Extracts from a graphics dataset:
** Start **

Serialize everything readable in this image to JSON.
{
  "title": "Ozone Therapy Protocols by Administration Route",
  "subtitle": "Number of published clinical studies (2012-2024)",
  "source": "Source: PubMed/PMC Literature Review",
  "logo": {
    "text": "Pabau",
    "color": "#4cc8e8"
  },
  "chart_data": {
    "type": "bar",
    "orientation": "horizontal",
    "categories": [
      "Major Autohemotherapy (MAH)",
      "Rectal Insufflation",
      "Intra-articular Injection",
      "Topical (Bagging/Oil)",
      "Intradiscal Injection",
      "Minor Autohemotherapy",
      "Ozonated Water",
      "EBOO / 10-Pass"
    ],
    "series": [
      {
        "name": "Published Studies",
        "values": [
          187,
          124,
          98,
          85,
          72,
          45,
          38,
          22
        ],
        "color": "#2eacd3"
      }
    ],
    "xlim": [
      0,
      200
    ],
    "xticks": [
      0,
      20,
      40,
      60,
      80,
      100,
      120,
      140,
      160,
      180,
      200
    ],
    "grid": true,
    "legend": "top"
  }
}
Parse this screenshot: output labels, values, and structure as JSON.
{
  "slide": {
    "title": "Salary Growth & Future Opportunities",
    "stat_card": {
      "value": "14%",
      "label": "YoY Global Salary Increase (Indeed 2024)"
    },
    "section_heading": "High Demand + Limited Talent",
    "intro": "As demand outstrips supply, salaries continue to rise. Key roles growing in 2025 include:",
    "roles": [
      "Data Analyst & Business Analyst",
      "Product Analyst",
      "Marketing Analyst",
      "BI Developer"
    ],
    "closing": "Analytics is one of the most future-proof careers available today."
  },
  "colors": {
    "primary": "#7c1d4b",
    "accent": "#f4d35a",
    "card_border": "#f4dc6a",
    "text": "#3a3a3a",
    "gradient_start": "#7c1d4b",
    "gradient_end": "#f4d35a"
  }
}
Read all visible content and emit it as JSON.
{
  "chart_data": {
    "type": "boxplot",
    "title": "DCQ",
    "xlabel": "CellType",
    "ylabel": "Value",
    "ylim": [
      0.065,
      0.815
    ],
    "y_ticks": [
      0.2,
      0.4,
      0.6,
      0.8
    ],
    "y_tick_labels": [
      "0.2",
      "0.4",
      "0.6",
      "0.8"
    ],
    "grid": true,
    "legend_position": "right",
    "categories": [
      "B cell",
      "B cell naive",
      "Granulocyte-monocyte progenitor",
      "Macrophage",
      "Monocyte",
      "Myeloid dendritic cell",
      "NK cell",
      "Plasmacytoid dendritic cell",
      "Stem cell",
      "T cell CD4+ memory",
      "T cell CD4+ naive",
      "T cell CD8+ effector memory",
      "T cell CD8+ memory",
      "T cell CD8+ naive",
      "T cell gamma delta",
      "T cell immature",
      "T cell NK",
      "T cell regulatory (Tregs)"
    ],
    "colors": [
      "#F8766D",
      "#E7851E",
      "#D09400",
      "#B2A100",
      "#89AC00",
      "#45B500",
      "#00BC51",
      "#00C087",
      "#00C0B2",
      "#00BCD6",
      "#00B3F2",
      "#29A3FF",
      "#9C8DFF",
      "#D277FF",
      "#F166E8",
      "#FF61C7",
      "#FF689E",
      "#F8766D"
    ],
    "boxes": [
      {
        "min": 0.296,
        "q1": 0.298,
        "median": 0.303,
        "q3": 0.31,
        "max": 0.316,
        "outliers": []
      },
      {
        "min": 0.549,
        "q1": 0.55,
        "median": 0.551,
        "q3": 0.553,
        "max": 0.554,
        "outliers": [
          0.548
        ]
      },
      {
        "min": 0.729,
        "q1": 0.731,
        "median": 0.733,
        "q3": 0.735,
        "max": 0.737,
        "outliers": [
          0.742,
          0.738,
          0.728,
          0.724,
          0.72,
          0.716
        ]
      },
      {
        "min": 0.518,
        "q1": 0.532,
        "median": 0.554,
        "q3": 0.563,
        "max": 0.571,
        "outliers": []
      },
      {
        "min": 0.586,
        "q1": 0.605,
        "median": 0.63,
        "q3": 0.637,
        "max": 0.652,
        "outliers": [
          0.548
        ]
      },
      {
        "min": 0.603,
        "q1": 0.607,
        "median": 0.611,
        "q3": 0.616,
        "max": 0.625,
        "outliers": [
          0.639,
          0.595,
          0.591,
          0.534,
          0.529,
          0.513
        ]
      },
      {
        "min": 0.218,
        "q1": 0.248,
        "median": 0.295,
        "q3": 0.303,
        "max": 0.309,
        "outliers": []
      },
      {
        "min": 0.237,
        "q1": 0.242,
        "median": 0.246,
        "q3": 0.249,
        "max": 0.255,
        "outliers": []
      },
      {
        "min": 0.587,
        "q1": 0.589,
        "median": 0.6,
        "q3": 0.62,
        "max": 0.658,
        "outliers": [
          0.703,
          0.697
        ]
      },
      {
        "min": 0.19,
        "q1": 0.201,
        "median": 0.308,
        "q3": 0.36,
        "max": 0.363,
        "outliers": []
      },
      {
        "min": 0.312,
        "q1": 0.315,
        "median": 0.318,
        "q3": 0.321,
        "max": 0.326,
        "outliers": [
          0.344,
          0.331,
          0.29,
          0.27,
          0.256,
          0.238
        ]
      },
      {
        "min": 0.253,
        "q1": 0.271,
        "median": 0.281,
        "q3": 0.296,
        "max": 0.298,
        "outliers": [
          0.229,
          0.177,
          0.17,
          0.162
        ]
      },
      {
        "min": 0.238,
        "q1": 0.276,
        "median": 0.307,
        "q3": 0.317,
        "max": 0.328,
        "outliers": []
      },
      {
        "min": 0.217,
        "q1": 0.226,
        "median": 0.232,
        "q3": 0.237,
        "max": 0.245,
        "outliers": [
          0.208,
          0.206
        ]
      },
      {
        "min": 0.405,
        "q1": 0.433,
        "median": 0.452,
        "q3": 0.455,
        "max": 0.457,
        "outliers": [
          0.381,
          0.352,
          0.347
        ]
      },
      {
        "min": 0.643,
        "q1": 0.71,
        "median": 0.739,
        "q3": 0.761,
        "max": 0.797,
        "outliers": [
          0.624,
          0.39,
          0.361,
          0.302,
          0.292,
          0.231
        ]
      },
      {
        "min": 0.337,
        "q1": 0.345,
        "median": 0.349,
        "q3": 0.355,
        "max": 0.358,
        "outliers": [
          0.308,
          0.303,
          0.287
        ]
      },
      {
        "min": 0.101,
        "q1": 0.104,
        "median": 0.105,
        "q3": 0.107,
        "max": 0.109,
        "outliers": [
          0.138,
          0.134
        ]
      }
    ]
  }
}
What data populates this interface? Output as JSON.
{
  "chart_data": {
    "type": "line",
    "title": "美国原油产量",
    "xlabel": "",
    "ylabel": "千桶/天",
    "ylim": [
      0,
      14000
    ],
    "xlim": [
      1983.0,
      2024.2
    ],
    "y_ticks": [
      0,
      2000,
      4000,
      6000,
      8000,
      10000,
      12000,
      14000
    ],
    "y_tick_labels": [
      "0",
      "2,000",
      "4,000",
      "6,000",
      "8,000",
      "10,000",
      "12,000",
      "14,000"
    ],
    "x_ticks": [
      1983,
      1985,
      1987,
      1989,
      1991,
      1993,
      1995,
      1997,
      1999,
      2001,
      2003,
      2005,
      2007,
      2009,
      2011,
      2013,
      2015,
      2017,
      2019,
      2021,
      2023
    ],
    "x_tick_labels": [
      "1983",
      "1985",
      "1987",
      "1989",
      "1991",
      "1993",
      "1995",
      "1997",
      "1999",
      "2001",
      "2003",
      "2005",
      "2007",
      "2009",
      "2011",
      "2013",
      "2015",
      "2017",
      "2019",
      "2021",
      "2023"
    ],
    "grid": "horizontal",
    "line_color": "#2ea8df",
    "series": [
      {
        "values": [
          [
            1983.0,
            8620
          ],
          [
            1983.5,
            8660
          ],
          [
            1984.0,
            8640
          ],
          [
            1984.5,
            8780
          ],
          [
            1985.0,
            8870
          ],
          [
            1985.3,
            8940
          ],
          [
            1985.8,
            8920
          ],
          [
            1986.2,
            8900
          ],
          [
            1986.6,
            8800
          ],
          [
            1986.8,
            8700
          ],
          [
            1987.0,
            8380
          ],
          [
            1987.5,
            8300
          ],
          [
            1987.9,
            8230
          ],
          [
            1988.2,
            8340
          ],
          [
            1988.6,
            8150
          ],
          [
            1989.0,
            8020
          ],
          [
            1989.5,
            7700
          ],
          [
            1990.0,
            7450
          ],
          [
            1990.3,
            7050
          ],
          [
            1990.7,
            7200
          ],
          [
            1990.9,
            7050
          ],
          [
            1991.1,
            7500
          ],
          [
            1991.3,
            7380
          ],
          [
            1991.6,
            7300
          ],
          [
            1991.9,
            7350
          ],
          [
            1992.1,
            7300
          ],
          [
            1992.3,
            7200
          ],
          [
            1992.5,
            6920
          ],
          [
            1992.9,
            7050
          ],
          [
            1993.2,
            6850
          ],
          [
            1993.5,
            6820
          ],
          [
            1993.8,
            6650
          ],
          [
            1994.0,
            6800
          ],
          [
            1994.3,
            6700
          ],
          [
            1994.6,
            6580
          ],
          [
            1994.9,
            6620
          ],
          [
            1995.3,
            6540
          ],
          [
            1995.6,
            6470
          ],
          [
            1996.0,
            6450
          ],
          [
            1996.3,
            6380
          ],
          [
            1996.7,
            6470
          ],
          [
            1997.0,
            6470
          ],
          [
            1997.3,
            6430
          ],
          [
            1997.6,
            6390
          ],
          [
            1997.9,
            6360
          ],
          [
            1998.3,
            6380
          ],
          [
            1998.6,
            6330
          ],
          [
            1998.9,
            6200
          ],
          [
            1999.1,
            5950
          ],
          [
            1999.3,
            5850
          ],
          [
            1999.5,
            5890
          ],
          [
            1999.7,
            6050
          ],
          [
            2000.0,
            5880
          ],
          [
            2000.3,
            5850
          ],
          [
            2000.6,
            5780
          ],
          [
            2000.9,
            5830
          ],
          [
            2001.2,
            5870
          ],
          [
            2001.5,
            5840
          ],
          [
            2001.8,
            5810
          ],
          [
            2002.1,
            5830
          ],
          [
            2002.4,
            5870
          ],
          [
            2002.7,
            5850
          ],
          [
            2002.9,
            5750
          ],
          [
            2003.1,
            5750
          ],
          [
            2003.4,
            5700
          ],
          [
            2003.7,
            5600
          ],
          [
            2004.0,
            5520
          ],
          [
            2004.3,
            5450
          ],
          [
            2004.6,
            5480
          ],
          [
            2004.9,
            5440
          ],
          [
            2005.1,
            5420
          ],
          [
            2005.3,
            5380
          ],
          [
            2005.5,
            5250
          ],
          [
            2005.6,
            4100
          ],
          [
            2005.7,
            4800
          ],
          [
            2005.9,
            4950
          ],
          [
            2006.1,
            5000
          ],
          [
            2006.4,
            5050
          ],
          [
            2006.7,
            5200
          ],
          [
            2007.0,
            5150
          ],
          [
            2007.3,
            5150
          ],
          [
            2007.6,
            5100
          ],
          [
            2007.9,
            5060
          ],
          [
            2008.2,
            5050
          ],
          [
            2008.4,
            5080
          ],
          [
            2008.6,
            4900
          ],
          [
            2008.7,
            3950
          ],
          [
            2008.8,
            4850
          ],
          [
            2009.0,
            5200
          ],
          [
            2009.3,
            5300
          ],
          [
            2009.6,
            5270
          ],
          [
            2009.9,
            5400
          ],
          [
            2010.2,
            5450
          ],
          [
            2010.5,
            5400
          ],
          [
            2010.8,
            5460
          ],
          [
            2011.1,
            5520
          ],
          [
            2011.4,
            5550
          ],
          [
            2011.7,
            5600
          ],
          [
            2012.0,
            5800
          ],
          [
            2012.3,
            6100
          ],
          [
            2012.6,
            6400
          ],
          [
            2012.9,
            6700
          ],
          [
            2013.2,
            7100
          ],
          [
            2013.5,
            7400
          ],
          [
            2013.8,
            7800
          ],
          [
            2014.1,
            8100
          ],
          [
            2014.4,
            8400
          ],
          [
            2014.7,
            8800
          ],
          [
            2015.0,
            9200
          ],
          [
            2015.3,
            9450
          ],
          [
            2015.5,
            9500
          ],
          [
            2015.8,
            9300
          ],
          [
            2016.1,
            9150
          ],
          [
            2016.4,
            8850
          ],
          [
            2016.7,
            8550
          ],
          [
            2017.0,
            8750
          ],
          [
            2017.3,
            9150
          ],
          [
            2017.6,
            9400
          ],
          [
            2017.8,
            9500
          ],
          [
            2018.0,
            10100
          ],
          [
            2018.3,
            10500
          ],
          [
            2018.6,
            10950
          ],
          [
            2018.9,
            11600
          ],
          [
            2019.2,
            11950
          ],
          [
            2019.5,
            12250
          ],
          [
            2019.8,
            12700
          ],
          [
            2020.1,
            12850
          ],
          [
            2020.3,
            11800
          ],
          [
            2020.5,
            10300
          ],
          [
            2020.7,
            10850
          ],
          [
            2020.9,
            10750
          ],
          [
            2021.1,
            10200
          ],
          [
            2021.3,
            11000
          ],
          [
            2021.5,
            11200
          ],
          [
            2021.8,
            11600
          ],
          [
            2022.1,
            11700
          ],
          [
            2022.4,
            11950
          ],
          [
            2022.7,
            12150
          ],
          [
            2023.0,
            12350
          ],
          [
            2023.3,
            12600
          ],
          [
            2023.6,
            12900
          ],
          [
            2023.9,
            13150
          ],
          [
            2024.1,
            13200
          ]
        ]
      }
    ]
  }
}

** End **

# SHORT EXERCISE
What is the number of lines containing "memory"? Give that number only.

# CORRECT RESPONSE
3